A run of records
◆ ◆ ◆
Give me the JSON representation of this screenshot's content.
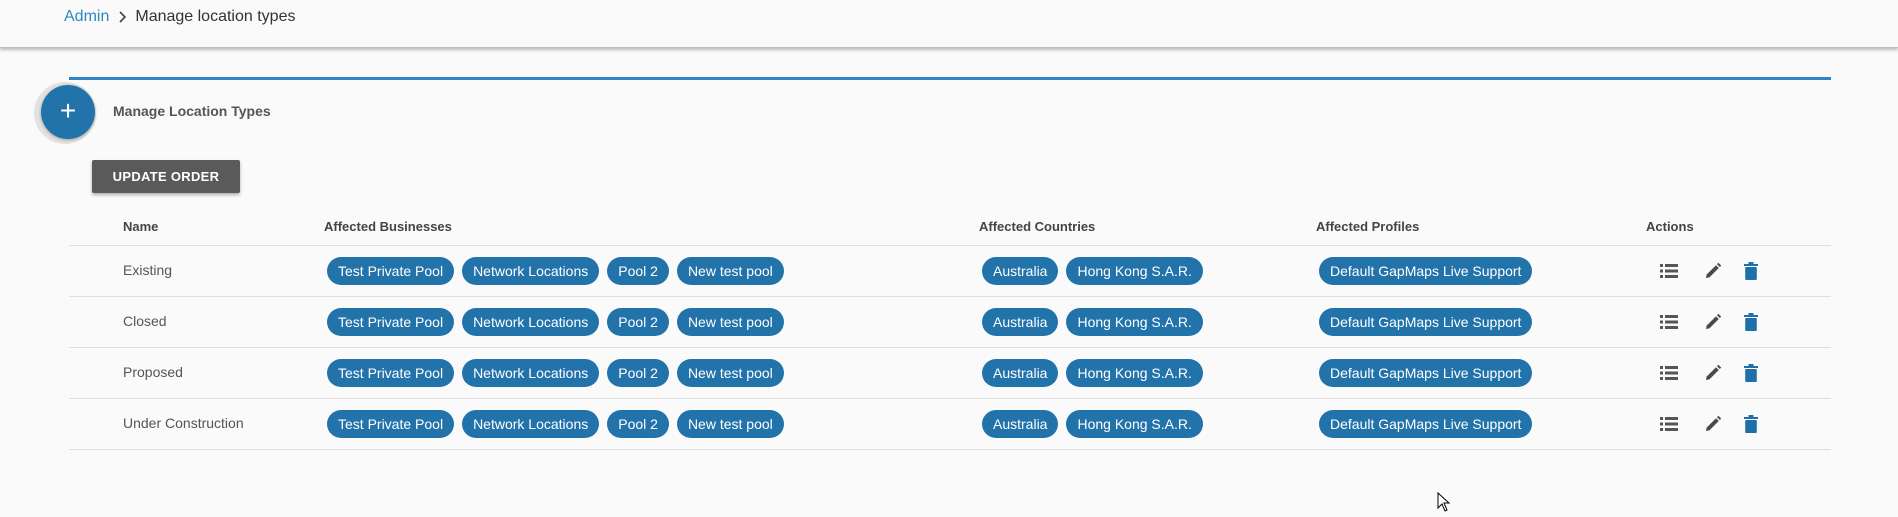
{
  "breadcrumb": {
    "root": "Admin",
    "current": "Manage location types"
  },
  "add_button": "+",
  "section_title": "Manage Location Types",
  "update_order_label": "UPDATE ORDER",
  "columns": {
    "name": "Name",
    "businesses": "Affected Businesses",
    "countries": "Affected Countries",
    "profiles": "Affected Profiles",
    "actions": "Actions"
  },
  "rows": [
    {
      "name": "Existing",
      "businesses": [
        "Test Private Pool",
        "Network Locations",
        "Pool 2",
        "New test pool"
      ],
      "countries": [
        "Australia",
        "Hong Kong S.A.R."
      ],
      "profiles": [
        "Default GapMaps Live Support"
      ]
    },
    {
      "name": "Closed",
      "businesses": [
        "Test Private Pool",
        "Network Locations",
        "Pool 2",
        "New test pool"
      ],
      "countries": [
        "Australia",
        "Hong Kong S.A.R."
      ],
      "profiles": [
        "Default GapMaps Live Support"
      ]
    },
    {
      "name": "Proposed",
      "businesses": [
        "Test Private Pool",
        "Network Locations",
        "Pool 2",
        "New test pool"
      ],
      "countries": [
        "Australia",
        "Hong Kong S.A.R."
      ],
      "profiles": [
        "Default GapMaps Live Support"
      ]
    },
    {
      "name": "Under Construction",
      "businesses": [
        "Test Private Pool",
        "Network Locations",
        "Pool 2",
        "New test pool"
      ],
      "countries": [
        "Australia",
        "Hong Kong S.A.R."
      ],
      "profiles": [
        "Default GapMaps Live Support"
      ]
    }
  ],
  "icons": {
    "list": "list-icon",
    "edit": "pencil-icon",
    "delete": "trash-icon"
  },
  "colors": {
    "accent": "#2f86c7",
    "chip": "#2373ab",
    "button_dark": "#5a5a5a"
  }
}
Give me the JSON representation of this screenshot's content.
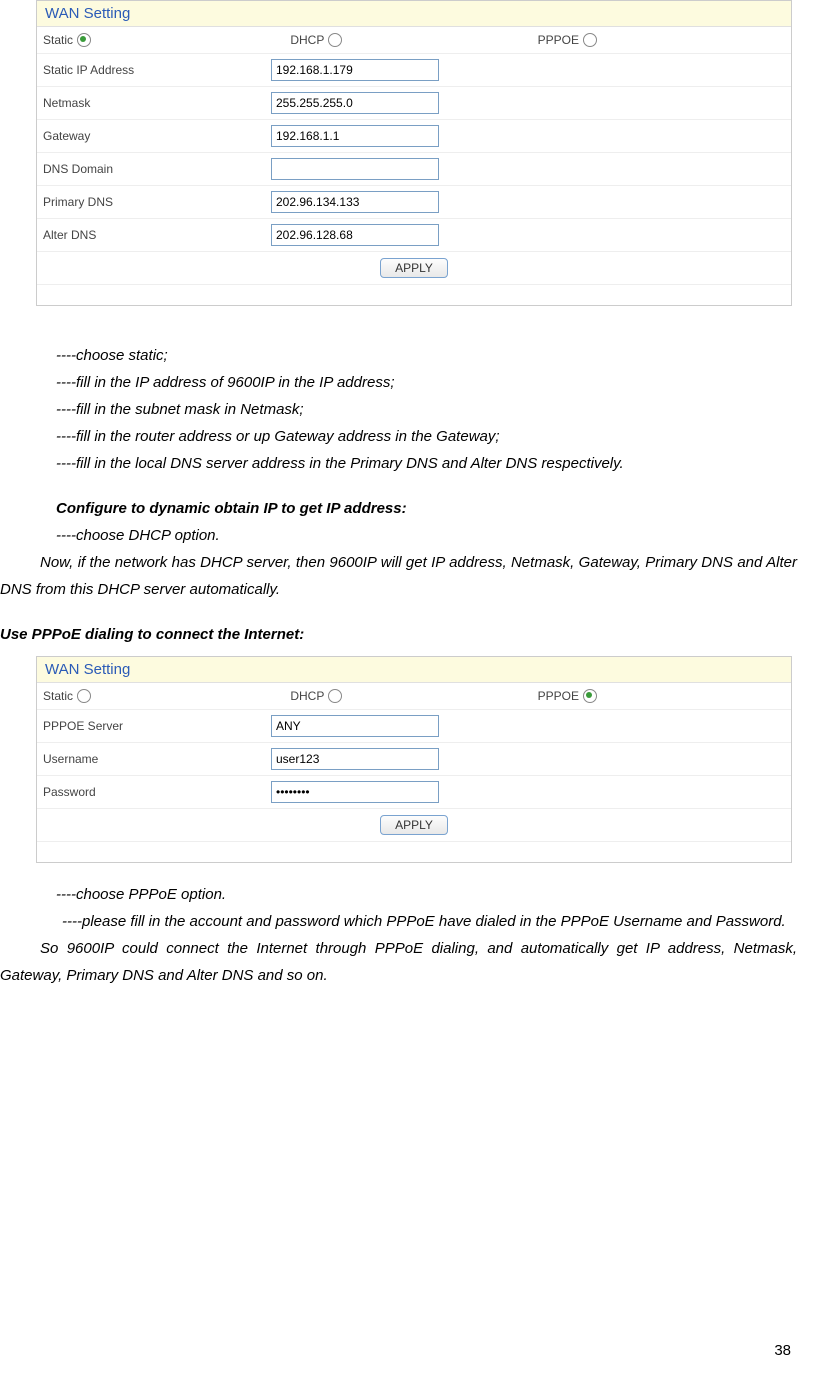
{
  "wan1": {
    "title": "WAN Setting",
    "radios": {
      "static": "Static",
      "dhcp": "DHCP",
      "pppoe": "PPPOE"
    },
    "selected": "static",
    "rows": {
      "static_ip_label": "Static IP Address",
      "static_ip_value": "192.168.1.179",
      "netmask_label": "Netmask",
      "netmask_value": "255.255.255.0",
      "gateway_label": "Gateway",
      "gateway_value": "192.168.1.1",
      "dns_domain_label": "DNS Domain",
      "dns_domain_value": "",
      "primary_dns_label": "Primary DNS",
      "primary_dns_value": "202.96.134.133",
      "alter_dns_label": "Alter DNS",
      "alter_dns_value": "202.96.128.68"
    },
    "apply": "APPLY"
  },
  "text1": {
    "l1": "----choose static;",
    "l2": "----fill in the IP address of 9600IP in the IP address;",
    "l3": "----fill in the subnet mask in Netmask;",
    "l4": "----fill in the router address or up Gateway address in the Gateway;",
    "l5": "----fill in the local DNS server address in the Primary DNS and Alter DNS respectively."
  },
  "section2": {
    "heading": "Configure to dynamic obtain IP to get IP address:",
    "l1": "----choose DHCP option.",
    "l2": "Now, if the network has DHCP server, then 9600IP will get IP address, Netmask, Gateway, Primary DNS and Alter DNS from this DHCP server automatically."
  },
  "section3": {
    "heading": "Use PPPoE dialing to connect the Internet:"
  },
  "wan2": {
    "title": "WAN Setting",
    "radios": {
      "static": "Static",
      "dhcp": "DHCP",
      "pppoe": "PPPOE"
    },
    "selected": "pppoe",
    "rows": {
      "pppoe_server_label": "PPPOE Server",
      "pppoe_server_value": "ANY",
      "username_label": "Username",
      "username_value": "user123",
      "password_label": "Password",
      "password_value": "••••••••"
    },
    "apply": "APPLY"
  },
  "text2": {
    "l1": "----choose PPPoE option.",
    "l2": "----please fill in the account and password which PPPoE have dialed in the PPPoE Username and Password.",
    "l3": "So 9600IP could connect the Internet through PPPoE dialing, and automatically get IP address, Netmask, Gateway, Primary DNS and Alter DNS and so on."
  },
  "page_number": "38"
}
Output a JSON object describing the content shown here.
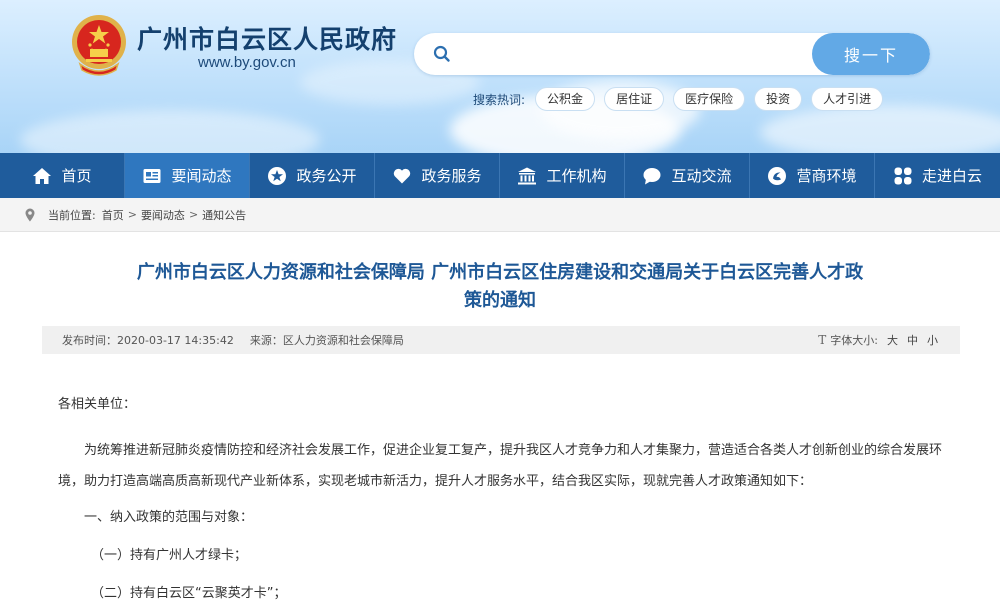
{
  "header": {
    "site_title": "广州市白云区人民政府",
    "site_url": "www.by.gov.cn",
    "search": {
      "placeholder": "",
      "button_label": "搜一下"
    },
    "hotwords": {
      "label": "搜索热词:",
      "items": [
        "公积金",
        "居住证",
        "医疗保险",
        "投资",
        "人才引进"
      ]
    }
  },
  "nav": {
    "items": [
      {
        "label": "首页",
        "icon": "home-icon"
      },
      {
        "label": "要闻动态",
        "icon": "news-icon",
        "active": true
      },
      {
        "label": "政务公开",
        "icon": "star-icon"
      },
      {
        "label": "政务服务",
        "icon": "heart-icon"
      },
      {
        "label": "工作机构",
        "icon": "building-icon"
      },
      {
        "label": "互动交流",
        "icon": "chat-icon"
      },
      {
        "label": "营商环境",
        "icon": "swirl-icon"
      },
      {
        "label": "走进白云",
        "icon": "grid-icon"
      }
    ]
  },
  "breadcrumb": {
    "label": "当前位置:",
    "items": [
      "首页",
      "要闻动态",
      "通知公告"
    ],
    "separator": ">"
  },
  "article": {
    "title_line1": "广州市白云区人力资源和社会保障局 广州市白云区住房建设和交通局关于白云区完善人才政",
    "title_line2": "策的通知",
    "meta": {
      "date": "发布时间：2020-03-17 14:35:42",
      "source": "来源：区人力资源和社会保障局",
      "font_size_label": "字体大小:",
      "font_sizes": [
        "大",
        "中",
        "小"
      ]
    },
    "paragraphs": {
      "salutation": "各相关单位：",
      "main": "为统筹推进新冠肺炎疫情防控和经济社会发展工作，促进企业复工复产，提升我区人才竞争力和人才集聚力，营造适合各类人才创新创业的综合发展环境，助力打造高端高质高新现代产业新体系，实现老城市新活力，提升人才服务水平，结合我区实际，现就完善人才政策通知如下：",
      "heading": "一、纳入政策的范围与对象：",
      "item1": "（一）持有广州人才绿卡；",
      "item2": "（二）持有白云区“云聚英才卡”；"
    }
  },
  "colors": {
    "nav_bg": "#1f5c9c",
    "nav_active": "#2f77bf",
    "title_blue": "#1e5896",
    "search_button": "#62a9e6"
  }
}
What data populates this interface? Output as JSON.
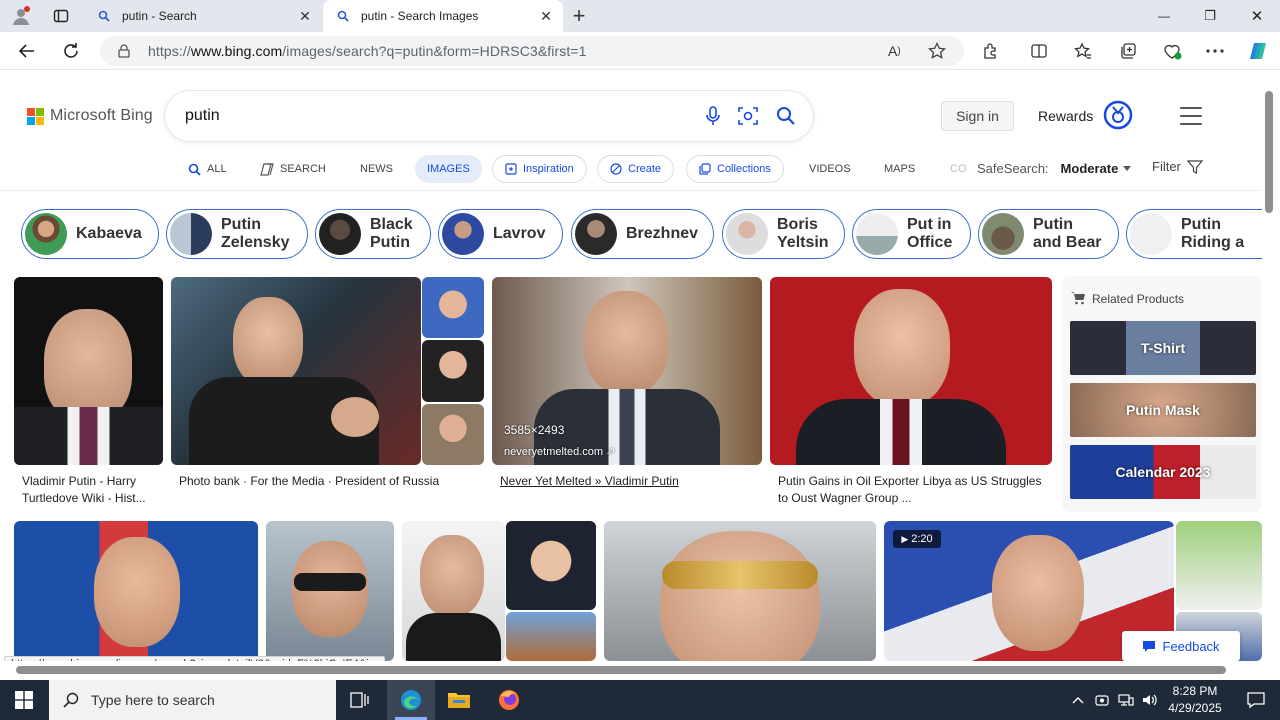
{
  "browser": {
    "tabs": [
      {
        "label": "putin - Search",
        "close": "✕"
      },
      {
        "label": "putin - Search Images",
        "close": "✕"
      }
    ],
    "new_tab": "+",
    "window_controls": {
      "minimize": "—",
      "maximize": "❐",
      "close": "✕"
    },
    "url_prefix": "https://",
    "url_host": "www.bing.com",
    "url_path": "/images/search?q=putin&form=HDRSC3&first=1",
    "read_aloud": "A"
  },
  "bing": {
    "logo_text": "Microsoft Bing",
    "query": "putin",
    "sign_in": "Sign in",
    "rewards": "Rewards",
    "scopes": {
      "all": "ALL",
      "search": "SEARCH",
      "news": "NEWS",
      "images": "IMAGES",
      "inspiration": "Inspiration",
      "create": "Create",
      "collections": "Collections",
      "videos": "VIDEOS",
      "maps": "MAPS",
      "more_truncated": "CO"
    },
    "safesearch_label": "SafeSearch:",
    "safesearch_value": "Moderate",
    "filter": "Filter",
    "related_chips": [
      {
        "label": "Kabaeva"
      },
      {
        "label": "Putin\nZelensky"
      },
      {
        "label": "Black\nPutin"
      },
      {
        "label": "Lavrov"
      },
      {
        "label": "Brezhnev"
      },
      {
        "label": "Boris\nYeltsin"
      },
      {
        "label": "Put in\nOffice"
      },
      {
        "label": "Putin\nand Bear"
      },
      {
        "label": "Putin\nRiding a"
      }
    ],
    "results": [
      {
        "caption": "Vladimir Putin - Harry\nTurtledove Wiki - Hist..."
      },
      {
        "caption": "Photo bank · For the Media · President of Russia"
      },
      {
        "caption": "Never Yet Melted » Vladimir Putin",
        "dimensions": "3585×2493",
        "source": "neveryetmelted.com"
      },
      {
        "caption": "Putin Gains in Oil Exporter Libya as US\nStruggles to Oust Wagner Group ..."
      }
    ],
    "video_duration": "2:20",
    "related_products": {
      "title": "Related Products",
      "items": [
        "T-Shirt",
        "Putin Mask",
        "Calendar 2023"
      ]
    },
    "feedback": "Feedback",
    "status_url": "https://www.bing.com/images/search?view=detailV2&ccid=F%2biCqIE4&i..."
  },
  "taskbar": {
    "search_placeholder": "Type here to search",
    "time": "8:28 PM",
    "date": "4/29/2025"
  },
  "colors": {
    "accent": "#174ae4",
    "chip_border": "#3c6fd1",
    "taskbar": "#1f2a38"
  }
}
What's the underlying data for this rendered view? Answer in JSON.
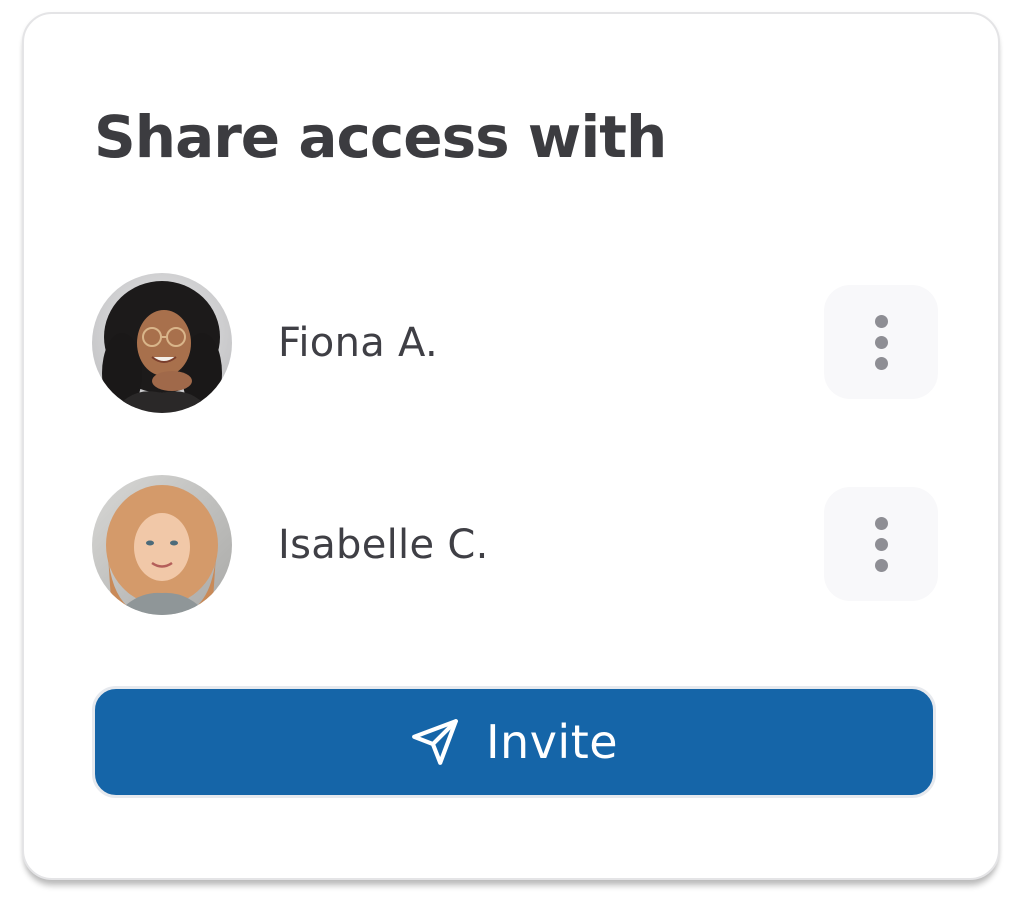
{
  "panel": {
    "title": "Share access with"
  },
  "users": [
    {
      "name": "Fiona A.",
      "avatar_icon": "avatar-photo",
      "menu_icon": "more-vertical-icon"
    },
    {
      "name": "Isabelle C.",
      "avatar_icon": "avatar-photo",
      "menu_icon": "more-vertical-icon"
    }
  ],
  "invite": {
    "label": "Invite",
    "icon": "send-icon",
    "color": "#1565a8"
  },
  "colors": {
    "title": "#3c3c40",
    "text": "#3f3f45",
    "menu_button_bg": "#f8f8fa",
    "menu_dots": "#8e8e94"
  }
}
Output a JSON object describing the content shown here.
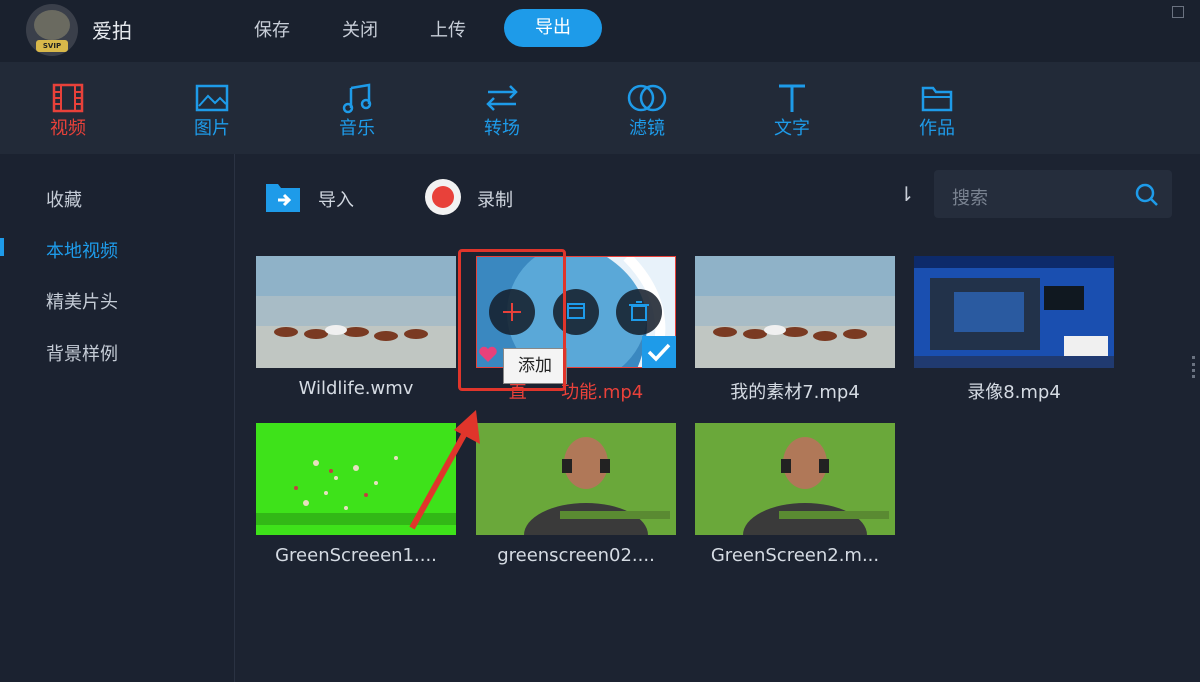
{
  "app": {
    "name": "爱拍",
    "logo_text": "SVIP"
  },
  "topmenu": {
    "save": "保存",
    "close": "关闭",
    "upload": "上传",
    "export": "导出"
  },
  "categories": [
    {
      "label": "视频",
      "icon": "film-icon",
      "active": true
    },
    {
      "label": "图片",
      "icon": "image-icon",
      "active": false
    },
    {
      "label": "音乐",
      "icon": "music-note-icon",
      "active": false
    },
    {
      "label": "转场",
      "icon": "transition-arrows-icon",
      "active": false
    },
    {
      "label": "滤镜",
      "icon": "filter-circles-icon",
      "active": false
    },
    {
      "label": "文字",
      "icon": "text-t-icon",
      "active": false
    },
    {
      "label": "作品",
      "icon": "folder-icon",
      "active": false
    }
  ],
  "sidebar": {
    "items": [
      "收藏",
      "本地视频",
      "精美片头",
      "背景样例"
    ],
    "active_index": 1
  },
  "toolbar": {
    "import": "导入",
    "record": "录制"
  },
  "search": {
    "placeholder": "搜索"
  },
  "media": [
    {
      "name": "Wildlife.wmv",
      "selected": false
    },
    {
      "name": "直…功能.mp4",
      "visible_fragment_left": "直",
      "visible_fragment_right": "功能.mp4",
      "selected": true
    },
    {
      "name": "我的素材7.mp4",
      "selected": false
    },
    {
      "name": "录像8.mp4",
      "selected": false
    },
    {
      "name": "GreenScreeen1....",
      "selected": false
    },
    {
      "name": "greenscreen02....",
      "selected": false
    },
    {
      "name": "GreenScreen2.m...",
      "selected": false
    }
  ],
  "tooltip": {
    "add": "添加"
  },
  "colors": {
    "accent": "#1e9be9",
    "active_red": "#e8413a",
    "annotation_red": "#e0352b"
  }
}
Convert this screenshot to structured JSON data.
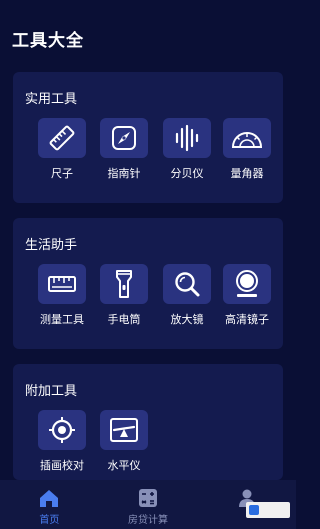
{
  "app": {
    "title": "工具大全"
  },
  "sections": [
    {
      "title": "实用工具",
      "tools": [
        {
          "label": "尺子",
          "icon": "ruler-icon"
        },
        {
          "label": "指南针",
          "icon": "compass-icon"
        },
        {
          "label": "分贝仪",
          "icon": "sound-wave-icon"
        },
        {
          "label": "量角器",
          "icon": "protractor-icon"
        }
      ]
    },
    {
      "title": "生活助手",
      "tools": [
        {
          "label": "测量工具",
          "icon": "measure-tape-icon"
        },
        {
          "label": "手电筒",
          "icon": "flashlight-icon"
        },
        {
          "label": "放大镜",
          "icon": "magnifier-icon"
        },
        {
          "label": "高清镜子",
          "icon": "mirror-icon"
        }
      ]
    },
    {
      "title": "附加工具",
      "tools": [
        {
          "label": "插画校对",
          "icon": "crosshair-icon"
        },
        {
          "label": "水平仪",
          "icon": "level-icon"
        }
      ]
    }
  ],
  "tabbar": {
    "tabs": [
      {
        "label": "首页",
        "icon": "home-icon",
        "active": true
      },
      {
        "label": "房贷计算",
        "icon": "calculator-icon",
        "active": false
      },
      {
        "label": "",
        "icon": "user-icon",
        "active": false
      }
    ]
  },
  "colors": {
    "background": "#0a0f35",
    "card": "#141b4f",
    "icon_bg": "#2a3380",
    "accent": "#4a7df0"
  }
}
◆ ◆ ◆
OBJECTIVE: Which lines contain "accent"? Copy each of them out.

IN RESPONSE:
    "accent": "#2f86c7",
    "accent": "#174ae4",
    "accent": "#1e9be9",
    "accent": "#4a7df0"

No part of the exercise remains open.